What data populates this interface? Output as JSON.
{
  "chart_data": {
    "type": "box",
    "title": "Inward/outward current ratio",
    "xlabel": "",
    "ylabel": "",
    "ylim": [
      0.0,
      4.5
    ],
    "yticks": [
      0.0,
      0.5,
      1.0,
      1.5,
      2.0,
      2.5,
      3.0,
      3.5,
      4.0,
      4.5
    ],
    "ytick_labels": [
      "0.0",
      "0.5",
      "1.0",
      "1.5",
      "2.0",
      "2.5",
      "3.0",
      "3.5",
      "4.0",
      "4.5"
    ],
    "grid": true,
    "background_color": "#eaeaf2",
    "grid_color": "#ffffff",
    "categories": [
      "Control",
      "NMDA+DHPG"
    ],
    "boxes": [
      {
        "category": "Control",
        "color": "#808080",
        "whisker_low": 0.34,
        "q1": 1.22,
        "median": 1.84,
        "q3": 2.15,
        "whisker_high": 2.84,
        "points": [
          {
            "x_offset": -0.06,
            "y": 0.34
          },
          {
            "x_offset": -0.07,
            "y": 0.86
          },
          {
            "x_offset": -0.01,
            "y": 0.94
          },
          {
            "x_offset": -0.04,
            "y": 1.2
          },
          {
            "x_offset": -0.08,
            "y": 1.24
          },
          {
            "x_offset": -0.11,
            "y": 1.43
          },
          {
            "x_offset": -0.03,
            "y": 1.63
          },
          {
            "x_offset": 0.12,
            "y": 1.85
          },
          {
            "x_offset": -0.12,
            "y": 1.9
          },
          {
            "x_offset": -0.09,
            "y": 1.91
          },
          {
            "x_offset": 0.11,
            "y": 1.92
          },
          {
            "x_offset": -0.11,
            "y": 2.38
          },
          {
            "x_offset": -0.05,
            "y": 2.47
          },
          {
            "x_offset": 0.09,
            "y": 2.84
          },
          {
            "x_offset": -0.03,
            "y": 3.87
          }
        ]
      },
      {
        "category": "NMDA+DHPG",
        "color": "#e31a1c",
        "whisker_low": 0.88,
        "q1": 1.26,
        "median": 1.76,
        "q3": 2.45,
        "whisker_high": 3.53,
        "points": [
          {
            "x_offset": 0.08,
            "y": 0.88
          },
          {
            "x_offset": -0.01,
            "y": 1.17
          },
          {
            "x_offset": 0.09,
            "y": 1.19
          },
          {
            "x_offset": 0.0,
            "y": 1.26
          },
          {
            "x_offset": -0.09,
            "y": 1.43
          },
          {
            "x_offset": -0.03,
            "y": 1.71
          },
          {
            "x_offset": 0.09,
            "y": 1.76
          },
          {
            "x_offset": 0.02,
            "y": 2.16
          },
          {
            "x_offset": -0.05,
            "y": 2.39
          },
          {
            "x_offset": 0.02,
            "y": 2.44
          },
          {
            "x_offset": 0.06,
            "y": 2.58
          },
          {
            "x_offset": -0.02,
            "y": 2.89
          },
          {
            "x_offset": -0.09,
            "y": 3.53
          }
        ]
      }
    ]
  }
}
★ ★ ★ ★ ★
Problem description = Pick out every line holding the string "category" and return it.

Answer for this exercise =
        "category": "Control",
        "category": "NMDA+DHPG",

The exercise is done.